PROBLEMS TO WORK ON:
[1] Reproduce word for word the stretch of the post about removing religious belief from "Finally gave me" through "a month ago.".
[2] Rewrite the listing from its start through the line containing "y-tick-labels: 0 1000", changing "copyright-line1" to "copyright-first-line" and leaving everything else as it is, and return only those lines.

ARTICLE:
++++++
Please excuse my use of the word “magically”, but it seemed like a nice way to express the point. If you could remove religious belief from anyone at anytime, would there be people you would not remove those beliefs from?

For instance, it wouldn’t seem right to remove one’s religious beliefs when the person is on his death bed and has a couple of days/hours/minutes to live.

Now this is an interesting question. 
Finally gave me an excuse to shut off that J.M. Hecht drivel, half an hour into it and she still hasn’t said anything beyond bla bla bla.

Your question reminds me of my own ponderings at the funeral of a dear friend about a month ago.

Your question seems to be framed in a way of “Taking something Away” from a person.  And given cultural conditioning that attitude makes sense.

And considering my new/old metaphor for religion as a cuddly little teddy bear to cling to in the dark of a scary night ~
who could ever be so cruel as to rob a scared lonely child of the one thing she has to cling to, her teddy bear?

But, I’d like to turn that question around.  Recently, I was discussing religion with my daughter, (who’s mom is born again), and who is herself going to a small non-denominational church and digging on the vibs.  My repetitive point to her is focused on conveying that God is in your heart - no one on the outside possesses God.  Also, God is greater than anything anyone of us can possibly image. So believe what you must but realize God is greater than your particular beliefs, so don’t take your particular beliefs too seriously.
++++++
DATA TO USE:

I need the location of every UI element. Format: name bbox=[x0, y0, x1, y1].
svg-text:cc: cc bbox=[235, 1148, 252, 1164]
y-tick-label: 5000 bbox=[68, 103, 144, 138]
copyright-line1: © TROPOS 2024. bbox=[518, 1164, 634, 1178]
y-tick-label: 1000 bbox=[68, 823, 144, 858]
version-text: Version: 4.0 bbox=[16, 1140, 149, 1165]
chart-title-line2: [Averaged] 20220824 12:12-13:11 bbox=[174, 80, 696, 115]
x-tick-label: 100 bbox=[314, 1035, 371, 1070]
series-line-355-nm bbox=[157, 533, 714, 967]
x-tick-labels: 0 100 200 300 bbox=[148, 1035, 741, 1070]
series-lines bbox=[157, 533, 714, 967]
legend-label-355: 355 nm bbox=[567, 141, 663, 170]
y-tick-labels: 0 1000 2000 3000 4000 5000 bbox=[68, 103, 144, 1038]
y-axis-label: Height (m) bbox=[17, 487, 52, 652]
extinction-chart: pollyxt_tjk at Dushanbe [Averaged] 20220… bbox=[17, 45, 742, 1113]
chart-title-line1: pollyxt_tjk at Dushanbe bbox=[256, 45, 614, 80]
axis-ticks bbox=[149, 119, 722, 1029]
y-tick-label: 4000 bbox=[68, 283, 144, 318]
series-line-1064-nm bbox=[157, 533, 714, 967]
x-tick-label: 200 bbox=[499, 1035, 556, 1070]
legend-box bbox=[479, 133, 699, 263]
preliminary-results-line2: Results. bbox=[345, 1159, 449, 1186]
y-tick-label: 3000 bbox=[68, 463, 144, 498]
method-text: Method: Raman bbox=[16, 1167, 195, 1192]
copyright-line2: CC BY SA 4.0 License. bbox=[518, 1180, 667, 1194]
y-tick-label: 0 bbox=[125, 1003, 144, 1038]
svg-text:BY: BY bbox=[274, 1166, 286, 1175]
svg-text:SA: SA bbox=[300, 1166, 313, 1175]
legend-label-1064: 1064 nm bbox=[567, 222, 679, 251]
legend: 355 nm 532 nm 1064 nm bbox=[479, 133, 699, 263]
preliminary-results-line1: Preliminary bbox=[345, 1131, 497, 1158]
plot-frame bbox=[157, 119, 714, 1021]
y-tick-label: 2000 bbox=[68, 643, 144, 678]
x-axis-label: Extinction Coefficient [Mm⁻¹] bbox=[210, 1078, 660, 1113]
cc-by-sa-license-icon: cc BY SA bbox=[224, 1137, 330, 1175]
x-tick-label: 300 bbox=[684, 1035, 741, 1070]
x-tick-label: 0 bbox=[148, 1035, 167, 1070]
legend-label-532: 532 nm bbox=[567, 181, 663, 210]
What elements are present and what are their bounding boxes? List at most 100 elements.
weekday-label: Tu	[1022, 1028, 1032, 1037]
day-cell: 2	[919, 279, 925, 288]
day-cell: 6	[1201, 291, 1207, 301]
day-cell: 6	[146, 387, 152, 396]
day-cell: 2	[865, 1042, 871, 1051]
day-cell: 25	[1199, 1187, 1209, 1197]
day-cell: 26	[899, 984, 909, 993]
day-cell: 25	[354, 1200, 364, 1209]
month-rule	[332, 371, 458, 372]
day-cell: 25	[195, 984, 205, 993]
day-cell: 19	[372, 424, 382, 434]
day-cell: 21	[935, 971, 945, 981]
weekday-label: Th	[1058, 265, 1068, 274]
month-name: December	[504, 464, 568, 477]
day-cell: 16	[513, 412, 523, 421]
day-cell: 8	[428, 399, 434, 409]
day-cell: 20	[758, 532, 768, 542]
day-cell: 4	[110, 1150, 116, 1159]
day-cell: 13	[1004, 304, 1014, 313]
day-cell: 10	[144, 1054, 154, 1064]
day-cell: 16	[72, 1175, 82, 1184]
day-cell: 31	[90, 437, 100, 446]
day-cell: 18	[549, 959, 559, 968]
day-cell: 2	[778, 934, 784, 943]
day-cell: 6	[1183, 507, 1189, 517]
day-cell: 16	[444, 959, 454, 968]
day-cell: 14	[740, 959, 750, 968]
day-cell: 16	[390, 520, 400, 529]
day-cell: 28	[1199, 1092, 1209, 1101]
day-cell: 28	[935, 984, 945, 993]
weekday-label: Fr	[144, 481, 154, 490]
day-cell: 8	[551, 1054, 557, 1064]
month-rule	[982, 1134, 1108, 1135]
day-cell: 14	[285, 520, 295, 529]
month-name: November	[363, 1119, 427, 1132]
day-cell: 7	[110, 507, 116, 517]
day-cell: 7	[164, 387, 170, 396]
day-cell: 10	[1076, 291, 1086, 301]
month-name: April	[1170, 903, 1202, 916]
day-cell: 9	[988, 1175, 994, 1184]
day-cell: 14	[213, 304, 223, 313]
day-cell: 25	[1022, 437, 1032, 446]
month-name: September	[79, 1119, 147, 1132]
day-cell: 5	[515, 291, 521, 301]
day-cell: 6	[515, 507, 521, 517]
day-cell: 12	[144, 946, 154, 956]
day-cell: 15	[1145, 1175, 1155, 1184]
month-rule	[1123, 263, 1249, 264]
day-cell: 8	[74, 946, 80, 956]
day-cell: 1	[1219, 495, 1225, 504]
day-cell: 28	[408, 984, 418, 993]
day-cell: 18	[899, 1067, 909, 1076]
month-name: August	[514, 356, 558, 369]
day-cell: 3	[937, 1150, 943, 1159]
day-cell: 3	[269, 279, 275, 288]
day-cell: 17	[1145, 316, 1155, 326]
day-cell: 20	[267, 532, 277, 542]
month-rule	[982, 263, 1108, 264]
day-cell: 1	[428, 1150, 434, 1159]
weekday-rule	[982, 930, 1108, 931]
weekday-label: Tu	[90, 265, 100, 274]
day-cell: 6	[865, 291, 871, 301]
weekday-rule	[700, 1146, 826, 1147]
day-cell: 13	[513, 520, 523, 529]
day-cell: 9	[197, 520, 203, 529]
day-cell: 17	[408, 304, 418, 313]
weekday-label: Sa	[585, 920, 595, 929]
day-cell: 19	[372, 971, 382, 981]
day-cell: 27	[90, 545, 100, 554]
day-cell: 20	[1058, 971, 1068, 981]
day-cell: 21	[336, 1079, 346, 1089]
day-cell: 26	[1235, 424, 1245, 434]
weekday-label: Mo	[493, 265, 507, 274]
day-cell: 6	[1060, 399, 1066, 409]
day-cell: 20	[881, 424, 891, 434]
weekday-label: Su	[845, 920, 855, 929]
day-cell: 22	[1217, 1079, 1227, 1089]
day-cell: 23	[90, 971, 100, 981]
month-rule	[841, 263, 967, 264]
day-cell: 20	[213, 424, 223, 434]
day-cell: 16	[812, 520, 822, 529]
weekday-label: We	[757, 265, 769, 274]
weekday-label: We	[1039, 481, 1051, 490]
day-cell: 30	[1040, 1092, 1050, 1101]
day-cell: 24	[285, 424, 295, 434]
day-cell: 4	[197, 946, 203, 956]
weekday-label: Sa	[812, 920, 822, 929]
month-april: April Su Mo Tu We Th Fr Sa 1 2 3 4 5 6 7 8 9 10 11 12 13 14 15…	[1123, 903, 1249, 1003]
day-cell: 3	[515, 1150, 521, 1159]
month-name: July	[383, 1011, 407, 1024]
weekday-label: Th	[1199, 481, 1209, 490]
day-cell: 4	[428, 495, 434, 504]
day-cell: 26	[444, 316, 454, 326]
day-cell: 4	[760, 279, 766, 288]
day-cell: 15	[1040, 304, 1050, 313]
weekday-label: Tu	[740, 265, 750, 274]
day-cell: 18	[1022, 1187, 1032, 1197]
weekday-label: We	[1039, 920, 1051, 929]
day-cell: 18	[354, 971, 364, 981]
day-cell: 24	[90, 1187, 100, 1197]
++++++
OUTPUTS BY TASK:
[1]
Finally gave me an excuse to shut off that J.M. Hecht drivel, half an hour into it and she still hasn’t said anything beyond bla bla bla.

Your question reminds me of my own ponderings at the funeral of a dear friend about a month ago.

[2]
I need the location of every UI element. Format: name bbox=[x0, y0, x1, y1].
svg-text:cc: cc bbox=[235, 1148, 252, 1164]
y-tick-label: 5000 bbox=[68, 103, 144, 138]
copyright-first-line: © TROPOS 2024. bbox=[518, 1164, 634, 1178]
y-tick-label: 1000 bbox=[68, 823, 144, 858]
version-text: Version: 4.0 bbox=[16, 1140, 149, 1165]
chart-title-line2: [Averaged] 20220824 12:12-13:11 bbox=[174, 80, 696, 115]
x-tick-label: 100 bbox=[314, 1035, 371, 1070]
series-line-355-nm bbox=[157, 533, 714, 967]
x-tick-labels: 0 100 200 300 bbox=[148, 1035, 741, 1070]
series-lines bbox=[157, 533, 714, 967]
legend-label-355: 355 nm bbox=[567, 141, 663, 170]
y-tick-labels: 0 1000 2000 3000 4000 5000 bbox=[68, 103, 144, 1038]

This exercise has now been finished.